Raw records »
-- start --

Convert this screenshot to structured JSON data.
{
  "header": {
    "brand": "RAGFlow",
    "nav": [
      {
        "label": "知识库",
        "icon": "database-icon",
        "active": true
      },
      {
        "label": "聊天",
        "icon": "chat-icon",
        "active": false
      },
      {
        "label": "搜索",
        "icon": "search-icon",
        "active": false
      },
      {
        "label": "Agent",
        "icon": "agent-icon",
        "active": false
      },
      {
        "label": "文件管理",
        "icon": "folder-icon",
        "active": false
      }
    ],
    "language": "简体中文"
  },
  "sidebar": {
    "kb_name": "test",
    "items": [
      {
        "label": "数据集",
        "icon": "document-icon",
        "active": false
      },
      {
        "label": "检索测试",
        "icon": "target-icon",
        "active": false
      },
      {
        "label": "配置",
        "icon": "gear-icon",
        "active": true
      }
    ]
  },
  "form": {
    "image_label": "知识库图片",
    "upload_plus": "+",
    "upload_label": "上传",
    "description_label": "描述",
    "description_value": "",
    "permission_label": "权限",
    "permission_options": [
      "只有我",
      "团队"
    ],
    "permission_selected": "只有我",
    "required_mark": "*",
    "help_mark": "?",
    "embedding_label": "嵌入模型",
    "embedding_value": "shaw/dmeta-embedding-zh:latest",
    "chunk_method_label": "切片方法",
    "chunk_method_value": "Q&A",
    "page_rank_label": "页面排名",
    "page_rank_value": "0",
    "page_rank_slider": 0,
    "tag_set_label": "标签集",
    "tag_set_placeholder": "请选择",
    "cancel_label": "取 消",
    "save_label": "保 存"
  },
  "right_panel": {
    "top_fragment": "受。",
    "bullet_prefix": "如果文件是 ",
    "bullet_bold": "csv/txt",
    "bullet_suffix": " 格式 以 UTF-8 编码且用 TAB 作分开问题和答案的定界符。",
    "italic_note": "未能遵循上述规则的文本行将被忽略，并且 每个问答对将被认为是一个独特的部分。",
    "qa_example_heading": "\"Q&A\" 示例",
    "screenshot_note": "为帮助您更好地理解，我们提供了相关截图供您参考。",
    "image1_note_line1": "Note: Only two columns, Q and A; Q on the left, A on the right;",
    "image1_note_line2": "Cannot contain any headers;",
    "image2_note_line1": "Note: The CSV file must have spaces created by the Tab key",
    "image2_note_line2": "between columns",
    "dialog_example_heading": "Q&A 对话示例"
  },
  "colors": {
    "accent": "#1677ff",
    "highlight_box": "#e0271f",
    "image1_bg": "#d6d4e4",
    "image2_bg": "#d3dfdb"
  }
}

-- end --

Exact output of every entry is required.

RESULT OF THE EXERCISE »
Convert this screenshot to structured JSON data.
{
  "header": {
    "brand": "RAGFlow",
    "nav": [
      {
        "label": "知识库",
        "icon": "database-icon",
        "active": true
      },
      {
        "label": "聊天",
        "icon": "chat-icon",
        "active": false
      },
      {
        "label": "搜索",
        "icon": "search-icon",
        "active": false
      },
      {
        "label": "Agent",
        "icon": "agent-icon",
        "active": false
      },
      {
        "label": "文件管理",
        "icon": "folder-icon",
        "active": false
      }
    ],
    "language": "简体中文"
  },
  "sidebar": {
    "kb_name": "test",
    "items": [
      {
        "label": "数据集",
        "icon": "document-icon",
        "active": false
      },
      {
        "label": "检索测试",
        "icon": "target-icon",
        "active": false
      },
      {
        "label": "配置",
        "icon": "gear-icon",
        "active": true
      }
    ]
  },
  "form": {
    "image_label": "知识库图片",
    "upload_plus": "+",
    "upload_label": "上传",
    "description_label": "描述",
    "description_value": "",
    "permission_label": "权限",
    "permission_options": [
      "只有我",
      "团队"
    ],
    "permission_selected": "只有我",
    "required_mark": "*",
    "help_mark": "?",
    "embedding_label": "嵌入模型",
    "embedding_value": "shaw/dmeta-embedding-zh:latest",
    "chunk_method_label": "切片方法",
    "chunk_method_value": "Q&A",
    "page_rank_label": "页面排名",
    "page_rank_value": "0",
    "page_rank_slider": 0,
    "tag_set_label": "标签集",
    "tag_set_placeholder": "请选择",
    "cancel_label": "取 消",
    "save_label": "保 存"
  },
  "right_panel": {
    "top_fragment": "受。",
    "bullet_prefix": "如果文件是 ",
    "bullet_bold": "csv/txt",
    "bullet_suffix": " 格式 以 UTF-8 编码且用 TAB 作分开问题和答案的定界符。",
    "italic_note": "未能遵循上述规则的文本行将被忽略，并且 每个问答对将被认为是一个独特的部分。",
    "qa_example_heading": "\"Q&A\" 示例",
    "screenshot_note": "为帮助您更好地理解，我们提供了相关截图供您参考。",
    "image1_note_line1": "Note: Only two columns, Q and A; Q on the left, A on the right;",
    "image1_note_line2": "Cannot contain any headers;",
    "image2_note_line1": "Note: The CSV file must have spaces created by the Tab key",
    "image2_note_line2": "between columns",
    "dialog_example_heading": "Q&A 对话示例"
  },
  "colors": {
    "accent": "#1677ff",
    "highlight_box": "#e0271f",
    "image1_bg": "#d6d4e4",
    "image2_bg": "#d3dfdb"
  }
}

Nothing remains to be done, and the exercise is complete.